REQUIREMENT
Transcribe the material below exactly as it appears.

TASK INPUT
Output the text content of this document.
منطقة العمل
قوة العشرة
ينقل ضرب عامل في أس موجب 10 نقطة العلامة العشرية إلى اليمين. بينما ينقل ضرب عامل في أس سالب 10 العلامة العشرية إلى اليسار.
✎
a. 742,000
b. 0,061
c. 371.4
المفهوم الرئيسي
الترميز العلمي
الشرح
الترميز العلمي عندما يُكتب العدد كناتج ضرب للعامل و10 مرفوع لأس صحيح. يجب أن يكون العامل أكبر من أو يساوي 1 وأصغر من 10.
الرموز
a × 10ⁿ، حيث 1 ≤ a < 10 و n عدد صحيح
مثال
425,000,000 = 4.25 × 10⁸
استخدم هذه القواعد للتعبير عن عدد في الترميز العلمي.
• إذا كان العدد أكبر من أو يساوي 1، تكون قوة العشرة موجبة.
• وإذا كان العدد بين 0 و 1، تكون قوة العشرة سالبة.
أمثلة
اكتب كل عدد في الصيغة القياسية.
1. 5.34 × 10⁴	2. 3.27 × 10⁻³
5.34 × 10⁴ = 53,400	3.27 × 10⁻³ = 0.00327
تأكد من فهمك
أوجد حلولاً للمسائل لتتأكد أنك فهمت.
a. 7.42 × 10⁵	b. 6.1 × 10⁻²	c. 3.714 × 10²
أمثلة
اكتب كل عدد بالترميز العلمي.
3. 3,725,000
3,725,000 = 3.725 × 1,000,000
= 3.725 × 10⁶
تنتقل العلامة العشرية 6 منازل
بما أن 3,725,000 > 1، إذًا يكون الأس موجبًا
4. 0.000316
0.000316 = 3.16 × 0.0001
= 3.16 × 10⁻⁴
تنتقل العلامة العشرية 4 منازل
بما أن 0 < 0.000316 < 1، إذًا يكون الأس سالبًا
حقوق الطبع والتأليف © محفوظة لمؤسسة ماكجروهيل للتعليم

WRITTEN SOLUTION
Output the text content of this document.
منطقة العمل
قوة العشرة
ينقل ضرب عامل في أس موجب 10 نقطة العلامة العشرية إلى اليمين. بينما ينقل ضرب عامل في أس سالب 10 العلامة العشرية إلى اليسار.
✎
a. 742,000
b. 0,061
c. 371.4
المفهوم الرئيسي
الترميز العلمي
الشرح
الترميز العلمي عندما يُكتب العدد كناتج ضرب للعامل و10 مرفوع لأس صحيح. يجب أن يكون العامل أكبر من أو يساوي 1 وأصغر من 10.
الرموز
a × 10ⁿ، حيث 1 ≤ a < 10 و n عدد صحيح
مثال
425,000,000 = 4.25 × 10⁸
استخدم هذه القواعد للتعبير عن عدد في الترميز العلمي.
• إذا كان العدد أكبر من أو يساوي 1، تكون قوة العشرة موجبة.
• وإذا كان العدد بين 0 و 1، تكون قوة العشرة سالبة.
أمثلة
اكتب كل عدد في الصيغة القياسية.
1. 5.34 × 10⁴	2. 3.27 × 10⁻³
5.34 × 10⁴ = 53,400	3.27 × 10⁻³ = 0.00327
تأكد من فهمك
أوجد حلولاً للمسائل لتتأكد أنك فهمت.
a. 7.42 × 10⁵	b. 6.1 × 10⁻²	c. 3.714 × 10²
أمثلة
اكتب كل عدد بالترميز العلمي.
3. 3,725,000
3,725,000 = 3.725 × 1,000,000
= 3.725 × 10⁶
تنتقل العلامة العشرية 6 منازل
بما أن 3,725,000 > 1، إذًا يكون الأس موجبًا
4. 0.000316
0.000316 = 3.16 × 0.0001
= 3.16 × 10⁻⁴
تنتقل العلامة العشرية 4 منازل
بما أن 0 < 0.000316 < 1، إذًا يكون الأس سالبًا
حقوق الطبع والتأليف © محفوظة لمؤسسة ماكجروهيل للتعليم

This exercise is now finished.